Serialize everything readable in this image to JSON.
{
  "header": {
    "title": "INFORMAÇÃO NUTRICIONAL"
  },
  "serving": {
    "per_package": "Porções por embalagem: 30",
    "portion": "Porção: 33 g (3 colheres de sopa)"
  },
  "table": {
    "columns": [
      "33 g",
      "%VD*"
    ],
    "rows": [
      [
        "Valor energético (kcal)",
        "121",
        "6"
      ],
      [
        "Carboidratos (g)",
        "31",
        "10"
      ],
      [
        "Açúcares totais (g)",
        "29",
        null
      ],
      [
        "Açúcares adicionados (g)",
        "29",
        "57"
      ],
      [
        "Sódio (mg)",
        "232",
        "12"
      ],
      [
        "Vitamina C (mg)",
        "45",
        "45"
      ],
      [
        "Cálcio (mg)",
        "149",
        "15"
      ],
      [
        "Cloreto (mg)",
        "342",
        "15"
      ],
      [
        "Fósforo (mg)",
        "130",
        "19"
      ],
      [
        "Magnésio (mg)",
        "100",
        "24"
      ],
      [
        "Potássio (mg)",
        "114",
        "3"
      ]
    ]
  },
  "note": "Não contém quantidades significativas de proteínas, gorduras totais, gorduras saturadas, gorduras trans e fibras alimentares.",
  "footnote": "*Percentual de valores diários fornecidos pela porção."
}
————————
Written exercise -
Print the complete listing again, exactly as it stands.

Completed exercise -
Serialize everything readable in this image to JSON.
{
  "header": {
    "title": "INFORMAÇÃO NUTRICIONAL"
  },
  "serving": {
    "per_package": "Porções por embalagem: 30",
    "portion": "Porção: 33 g (3 colheres de sopa)"
  },
  "table": {
    "columns": [
      "33 g",
      "%VD*"
    ],
    "rows": [
      [
        "Valor energético (kcal)",
        "121",
        "6"
      ],
      [
        "Carboidratos (g)",
        "31",
        "10"
      ],
      [
        "Açúcares totais (g)",
        "29",
        null
      ],
      [
        "Açúcares adicionados (g)",
        "29",
        "57"
      ],
      [
        "Sódio (mg)",
        "232",
        "12"
      ],
      [
        "Vitamina C (mg)",
        "45",
        "45"
      ],
      [
        "Cálcio (mg)",
        "149",
        "15"
      ],
      [
        "Cloreto (mg)",
        "342",
        "15"
      ],
      [
        "Fósforo (mg)",
        "130",
        "19"
      ],
      [
        "Magnésio (mg)",
        "100",
        "24"
      ],
      [
        "Potássio (mg)",
        "114",
        "3"
      ]
    ]
  },
  "note": "Não contém quantidades significativas de proteínas, gorduras totais, gorduras saturadas, gorduras trans e fibras alimentares.",
  "footnote": "*Percentual de valores diários fornecidos pela porção."
}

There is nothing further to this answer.